Problem to work on: Sort through the data and copy the lines holding the word "structure".
** begin Dataset rows **
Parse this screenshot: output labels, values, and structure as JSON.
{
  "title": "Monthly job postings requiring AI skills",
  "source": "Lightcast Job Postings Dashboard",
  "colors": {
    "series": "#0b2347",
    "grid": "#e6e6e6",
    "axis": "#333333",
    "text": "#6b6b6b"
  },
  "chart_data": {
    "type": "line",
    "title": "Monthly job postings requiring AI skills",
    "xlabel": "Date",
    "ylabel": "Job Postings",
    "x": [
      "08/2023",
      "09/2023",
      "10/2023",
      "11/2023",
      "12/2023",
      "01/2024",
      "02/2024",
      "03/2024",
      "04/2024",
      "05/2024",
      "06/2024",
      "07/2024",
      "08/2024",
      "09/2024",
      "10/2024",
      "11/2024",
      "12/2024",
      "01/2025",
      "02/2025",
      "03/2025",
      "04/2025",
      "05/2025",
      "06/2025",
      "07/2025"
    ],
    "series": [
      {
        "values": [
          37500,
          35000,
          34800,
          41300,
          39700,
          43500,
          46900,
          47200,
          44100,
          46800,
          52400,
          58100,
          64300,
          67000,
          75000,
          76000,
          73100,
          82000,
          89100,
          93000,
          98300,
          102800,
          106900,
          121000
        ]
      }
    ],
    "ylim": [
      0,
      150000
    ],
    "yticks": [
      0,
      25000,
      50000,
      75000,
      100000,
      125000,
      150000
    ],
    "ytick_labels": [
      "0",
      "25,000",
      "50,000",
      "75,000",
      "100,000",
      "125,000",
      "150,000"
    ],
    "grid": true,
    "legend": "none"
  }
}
** end Dataset rows **
** begin Dataset rows **
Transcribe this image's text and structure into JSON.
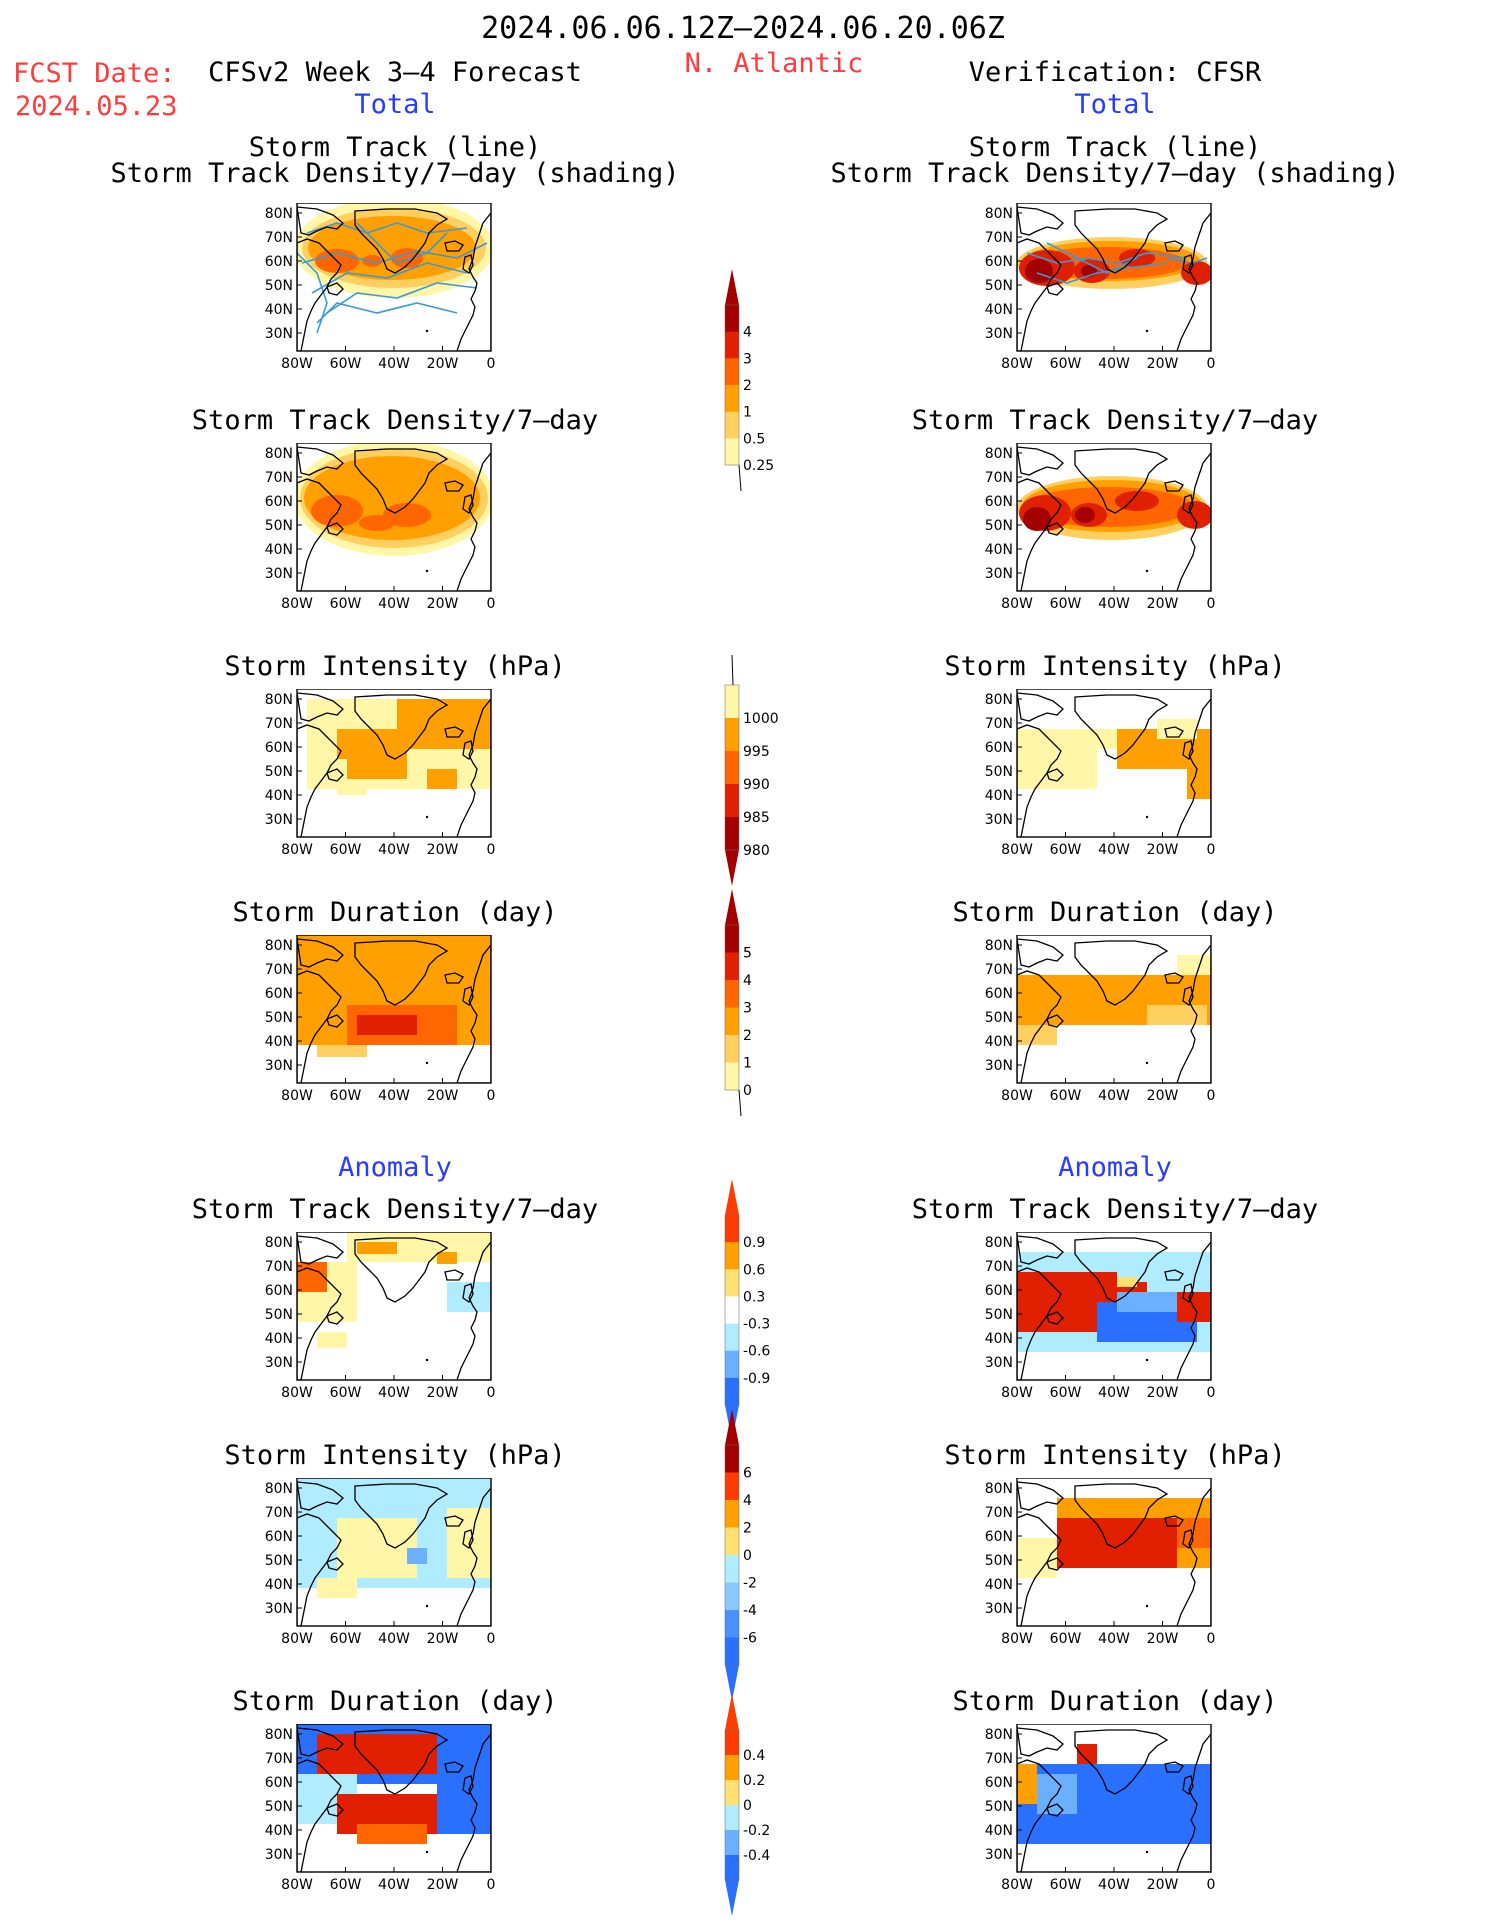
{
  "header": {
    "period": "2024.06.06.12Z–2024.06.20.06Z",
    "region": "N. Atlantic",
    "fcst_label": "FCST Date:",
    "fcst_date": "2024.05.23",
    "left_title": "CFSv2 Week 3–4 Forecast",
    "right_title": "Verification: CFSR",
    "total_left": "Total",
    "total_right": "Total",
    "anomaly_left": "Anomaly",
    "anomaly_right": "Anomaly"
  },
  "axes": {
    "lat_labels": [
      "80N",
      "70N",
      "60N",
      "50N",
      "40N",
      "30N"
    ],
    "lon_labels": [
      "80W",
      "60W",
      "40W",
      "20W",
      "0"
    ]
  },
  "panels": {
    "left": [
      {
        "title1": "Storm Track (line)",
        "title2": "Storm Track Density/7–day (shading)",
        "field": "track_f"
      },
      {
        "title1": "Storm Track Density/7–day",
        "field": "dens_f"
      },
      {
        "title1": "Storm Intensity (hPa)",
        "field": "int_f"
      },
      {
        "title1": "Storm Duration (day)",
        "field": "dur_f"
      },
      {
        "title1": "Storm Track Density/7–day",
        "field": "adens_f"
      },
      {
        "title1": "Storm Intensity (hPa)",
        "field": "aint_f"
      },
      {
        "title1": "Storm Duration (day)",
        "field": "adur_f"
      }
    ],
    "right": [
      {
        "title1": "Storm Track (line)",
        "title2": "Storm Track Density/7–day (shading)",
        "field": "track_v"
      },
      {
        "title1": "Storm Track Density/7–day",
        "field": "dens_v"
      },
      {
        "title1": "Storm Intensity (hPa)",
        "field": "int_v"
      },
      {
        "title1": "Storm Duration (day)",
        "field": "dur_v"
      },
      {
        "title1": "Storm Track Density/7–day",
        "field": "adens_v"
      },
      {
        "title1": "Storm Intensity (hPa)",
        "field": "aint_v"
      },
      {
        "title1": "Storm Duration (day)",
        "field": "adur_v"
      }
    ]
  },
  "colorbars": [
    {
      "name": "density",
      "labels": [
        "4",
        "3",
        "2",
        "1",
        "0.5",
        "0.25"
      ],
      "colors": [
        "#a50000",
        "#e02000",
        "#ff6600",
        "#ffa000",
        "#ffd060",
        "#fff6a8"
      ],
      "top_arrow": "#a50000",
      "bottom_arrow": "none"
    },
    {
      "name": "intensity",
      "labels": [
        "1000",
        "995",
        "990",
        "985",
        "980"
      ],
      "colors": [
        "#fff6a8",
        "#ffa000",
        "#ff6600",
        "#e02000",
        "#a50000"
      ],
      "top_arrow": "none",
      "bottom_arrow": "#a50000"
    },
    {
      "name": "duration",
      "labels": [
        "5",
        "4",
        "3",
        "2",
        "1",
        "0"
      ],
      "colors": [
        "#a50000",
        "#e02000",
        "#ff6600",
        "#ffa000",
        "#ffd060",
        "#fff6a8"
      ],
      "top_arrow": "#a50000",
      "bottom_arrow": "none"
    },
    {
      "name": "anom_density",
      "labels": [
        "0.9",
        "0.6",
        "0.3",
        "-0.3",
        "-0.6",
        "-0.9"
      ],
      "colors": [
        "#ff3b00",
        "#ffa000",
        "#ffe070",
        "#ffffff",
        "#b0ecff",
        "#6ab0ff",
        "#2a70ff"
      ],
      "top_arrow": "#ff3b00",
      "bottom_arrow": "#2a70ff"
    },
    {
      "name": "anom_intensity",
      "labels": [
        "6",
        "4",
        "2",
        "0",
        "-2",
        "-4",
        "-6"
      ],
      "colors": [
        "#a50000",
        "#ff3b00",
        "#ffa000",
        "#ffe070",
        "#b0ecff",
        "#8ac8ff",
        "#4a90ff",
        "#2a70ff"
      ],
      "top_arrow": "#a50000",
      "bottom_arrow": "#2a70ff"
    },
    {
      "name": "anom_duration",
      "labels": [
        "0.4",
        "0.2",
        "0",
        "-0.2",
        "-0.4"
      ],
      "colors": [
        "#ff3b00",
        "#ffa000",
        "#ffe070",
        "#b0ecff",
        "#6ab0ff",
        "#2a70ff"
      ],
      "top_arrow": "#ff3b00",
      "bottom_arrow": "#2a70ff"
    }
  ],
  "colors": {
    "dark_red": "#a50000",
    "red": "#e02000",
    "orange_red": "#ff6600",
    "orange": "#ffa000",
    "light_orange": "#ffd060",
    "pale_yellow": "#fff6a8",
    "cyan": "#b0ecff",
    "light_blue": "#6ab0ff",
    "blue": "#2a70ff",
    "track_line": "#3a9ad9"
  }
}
** end Dataset rows **
Solution to the problem:
Parse this screenshot: output labels, values, and structure as JSON.
Transcribe this image's text and structure into JSON.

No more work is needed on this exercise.